Texte fourni:
┏━━
Perte de poids, amélioration des paramètres métaboliques, réduction des événements cardiovasculaires et de la mortalité etc. Au fil des années et des publications, la chirurgie bariatrique a confirmé son efficacité et sa légitimité pour le traitement de certaines obésités morbides.
47 000 interventions en 2014
En parallèle, le nombre d’intervention a explosé en France passant de 15 000 actes en 2006 à près de 47 000 en 2014, soit plus que le nombre d’opérations pour cancer du côlon ! Or, malgré cette montée en puissance, le suivi des patients opérés reste le parent pauvre de la prise en charge comme l’a récemment dénoncé l’Académie de Chirurgie. Pour l’institution, qui a organisé fin janvier une réunion d’experts sur ce thème, en partenariat avec la Société Française et Francophone de Chirurgie de l’Obésité et des Maladies Métaboliques,
« il y a une injonction contradictoire avec, d’un côté, un consensus pour reconnaître l’importance et le caractère incontournable du suivi des patients opérés mais, de l’autre, peu de moyens pour mettre en œuvre
ce suivi », résume le Pr François Pattou (Lille). De fait alors que la chirurgie en elle-même est codifiée et remboursée, le suivi post-opératoire reste beaucoup moins cadré avec certains actes non pris en charge comme la consultation de diététique ou le suivi psychologique. En 2009, la HAS a pourtant émis des recommandations prônant un suivi « la vie durant » avec au moins 4 rendez-vous annuels la première année, puis 1 à 2 ensuite.
Mais ces recommandations sont « peu spécifiques et difficiles à mettre en œuvre » et globalement peu appliquées. Une étude réalisée à partir des données de la CNAM dans la région Nord-Pas-de-Calais montre ainsi que seuls la moitié des patients opérés ont bénéficié d’au moins 3 consultations de suivi dans l’année suivant l’intervention. Une métanalyse publiée dans le JAMA confirme le phénomène à plus large échelle avec, dans ce travail, sur 7 000 essais screennés seulement 20 retrouvant au moins 80 % de patients toujours suivi deux ans après l’intervention.
┗━━
Données présentées:
┏━━
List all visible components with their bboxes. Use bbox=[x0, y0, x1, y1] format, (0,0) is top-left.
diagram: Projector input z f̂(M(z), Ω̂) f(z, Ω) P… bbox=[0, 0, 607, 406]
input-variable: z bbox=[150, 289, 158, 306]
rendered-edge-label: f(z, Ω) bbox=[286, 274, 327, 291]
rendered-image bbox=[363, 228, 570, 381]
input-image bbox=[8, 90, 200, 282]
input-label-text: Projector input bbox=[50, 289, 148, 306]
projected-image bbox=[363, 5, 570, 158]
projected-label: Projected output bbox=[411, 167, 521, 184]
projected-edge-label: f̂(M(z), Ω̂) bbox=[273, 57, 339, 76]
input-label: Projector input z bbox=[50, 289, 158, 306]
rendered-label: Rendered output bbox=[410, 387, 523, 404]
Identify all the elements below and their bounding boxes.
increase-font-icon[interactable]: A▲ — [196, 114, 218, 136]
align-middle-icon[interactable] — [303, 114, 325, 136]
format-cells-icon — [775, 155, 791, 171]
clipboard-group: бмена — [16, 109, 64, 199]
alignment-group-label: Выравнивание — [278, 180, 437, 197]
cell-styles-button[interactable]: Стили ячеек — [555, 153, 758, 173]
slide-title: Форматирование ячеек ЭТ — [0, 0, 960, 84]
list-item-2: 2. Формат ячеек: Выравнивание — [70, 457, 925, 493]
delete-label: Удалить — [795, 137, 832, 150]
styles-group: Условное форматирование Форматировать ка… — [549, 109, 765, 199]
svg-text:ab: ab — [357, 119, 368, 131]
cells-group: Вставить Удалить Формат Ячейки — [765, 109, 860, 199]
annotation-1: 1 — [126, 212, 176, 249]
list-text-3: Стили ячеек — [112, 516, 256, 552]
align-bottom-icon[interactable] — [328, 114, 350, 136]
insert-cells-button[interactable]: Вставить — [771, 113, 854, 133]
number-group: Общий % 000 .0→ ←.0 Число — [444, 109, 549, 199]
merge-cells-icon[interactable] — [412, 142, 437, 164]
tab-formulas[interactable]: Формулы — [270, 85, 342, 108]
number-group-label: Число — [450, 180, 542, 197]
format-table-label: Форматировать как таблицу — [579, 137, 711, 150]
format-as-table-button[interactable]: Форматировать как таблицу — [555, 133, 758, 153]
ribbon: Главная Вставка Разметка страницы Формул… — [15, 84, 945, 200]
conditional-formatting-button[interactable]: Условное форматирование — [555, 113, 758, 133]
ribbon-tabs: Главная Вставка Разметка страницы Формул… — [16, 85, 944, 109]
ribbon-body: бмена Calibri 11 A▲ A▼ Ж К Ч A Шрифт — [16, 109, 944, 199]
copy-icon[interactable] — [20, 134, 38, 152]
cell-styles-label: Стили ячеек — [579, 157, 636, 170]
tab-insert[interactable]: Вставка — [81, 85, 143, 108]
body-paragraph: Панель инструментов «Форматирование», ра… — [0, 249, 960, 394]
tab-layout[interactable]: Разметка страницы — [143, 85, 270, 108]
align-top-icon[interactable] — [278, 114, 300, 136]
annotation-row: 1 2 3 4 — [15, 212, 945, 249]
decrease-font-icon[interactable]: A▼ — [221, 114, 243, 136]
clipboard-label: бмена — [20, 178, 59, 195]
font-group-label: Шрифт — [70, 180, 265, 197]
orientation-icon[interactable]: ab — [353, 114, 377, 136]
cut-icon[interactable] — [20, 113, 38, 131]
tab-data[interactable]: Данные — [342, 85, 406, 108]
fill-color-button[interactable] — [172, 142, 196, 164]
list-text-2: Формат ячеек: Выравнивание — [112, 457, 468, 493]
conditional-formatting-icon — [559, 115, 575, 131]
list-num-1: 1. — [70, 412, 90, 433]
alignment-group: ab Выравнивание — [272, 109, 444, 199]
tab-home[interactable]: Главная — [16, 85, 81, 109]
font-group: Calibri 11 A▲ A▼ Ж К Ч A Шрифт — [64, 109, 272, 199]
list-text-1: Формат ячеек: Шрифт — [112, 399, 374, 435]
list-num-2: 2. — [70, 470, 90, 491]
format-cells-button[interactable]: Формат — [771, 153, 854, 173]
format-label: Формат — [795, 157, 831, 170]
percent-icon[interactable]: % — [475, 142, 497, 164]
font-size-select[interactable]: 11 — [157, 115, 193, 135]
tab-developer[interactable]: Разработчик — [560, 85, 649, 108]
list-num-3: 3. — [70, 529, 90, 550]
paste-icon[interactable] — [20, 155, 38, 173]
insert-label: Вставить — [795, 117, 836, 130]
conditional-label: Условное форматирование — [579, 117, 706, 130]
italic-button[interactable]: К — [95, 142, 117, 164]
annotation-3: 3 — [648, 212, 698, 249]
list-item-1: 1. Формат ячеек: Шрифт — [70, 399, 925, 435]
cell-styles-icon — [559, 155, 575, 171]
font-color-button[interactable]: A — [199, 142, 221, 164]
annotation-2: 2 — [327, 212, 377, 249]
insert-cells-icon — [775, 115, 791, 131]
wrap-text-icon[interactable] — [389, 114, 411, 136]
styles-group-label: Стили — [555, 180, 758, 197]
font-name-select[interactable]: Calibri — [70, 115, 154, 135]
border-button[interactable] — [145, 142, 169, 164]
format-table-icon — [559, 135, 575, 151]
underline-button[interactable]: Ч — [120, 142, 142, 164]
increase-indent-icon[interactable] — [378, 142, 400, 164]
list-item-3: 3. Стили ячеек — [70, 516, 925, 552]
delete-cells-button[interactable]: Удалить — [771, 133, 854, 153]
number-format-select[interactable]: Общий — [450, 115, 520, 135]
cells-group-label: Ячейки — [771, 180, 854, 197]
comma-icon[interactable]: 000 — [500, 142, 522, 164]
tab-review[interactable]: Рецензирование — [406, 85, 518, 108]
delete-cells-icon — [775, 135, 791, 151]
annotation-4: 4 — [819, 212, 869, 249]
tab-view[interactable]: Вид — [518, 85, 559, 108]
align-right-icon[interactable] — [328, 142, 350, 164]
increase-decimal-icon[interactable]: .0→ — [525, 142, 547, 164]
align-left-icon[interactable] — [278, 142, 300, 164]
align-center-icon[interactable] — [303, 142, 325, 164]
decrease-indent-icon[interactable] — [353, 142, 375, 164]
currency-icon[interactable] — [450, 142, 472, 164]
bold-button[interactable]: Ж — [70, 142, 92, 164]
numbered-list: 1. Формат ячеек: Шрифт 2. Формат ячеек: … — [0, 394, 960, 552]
┗━━
Votre tâche:
Rédigez la suite du texte sur le suivi des patients opérés d'une chirurgie bariatrique, à partir de sa dernière phrase.

Votre réponse:
Un risque de reprise de poids
Or ce défaut de suivi peut être délétère à la fois en terme de complications mais aussi en termes d’efficacité de la chirurgie, « avec un risque inexorable de reprise de poids en l’absence de suivi optimal », alerte le Pr Pattou. Côté complications, « les services de réanimation voient, par exemple, réapparaître d’authentiques encéphalopathies de Gayet-Wernicke par déficit en vitamine B chez des patients perdus de vue après la chirurgie ».
Dans ce contexte, faut-il lever le pied sur la chirurgie bariatrique ? Alors que le France est dans le tiercé de tête des pays pratiquant le plus ce type d’intervention, juste derrière les États-Unis et le Brésil, la question peut se poser, d’autant que certains praticiens s’inquiètent déjà d’un glissement des pratiques avec un risque potentiel d’abus d’indications notamment à visée esthétique. « S’il y a peut-être des dérives, le phénomène reste très marginal, rassure le Pr Pattou, le remboursement de cette chirurgie étant soumis à entente préalable ». Pour ce spécialiste plutôt que de tabler sur une restriction des interventions, mieux vaut donc organiser l’avenir.
À ce titre l’Académie de chirurgie fait plusieurs propositions pour améliorer les choses comme la valorisation incitative par l’Assurance maladie du suivi postopératoire, la participation d’autres professionnels de santé dans le cadre de coopérations interprofessionnelles, la labellisation de centres organisés pour assurer le suivi des patients opérés, ou encore la collaboration avec les associations de patients pour promouvoir le suivi post-opératoire auprès des patients opérés.